Rows from a figure dataset:
::::::::

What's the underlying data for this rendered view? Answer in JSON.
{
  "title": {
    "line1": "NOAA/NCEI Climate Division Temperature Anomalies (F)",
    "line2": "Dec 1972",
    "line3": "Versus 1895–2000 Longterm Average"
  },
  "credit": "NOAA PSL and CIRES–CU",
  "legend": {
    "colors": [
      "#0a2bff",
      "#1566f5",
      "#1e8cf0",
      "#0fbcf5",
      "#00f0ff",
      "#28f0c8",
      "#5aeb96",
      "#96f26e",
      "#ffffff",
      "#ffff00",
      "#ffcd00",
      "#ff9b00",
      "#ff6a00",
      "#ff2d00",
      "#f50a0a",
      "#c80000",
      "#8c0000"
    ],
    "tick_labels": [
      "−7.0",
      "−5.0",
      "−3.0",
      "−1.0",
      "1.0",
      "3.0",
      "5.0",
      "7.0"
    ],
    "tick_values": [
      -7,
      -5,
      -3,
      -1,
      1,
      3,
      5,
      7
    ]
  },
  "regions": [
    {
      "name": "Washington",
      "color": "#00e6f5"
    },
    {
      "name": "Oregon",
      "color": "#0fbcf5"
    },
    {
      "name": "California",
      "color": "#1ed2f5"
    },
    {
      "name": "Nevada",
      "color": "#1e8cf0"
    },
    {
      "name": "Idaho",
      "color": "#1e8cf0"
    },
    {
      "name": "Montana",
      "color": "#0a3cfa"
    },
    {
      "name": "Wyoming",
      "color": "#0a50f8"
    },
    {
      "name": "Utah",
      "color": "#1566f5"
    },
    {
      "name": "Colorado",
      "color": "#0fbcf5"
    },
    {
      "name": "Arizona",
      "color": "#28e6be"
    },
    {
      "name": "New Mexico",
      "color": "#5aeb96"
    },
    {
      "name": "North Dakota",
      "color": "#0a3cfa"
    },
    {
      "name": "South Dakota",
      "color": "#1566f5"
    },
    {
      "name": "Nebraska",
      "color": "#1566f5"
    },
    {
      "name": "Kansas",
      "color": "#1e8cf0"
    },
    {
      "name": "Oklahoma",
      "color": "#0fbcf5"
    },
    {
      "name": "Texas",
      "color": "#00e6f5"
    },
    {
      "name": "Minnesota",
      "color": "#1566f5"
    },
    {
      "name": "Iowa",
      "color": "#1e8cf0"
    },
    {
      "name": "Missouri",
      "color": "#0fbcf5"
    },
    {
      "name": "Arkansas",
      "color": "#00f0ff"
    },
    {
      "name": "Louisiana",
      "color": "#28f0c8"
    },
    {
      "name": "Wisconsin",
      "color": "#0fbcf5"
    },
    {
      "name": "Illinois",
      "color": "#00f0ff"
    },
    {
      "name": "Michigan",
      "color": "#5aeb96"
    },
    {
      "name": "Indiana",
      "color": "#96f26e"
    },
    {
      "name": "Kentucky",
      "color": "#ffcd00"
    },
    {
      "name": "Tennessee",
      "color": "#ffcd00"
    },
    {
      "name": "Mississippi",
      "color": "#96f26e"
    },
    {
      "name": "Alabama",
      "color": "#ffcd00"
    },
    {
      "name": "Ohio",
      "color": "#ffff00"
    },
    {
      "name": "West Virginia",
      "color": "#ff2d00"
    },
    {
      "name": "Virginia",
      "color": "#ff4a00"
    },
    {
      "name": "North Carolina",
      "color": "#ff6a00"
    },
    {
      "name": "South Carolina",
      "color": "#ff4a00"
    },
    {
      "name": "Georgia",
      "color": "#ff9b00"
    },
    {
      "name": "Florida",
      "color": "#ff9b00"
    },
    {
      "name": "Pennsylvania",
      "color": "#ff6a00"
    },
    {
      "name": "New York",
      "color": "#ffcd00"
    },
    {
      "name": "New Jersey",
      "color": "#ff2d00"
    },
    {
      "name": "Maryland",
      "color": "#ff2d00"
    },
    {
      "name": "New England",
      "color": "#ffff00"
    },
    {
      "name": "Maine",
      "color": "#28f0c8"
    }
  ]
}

::::::::

• _AIM_:
Collect each line above holding the string "Carolina".

• _REPLY_:
      "name": "North Carolina",
      "name": "South Carolina",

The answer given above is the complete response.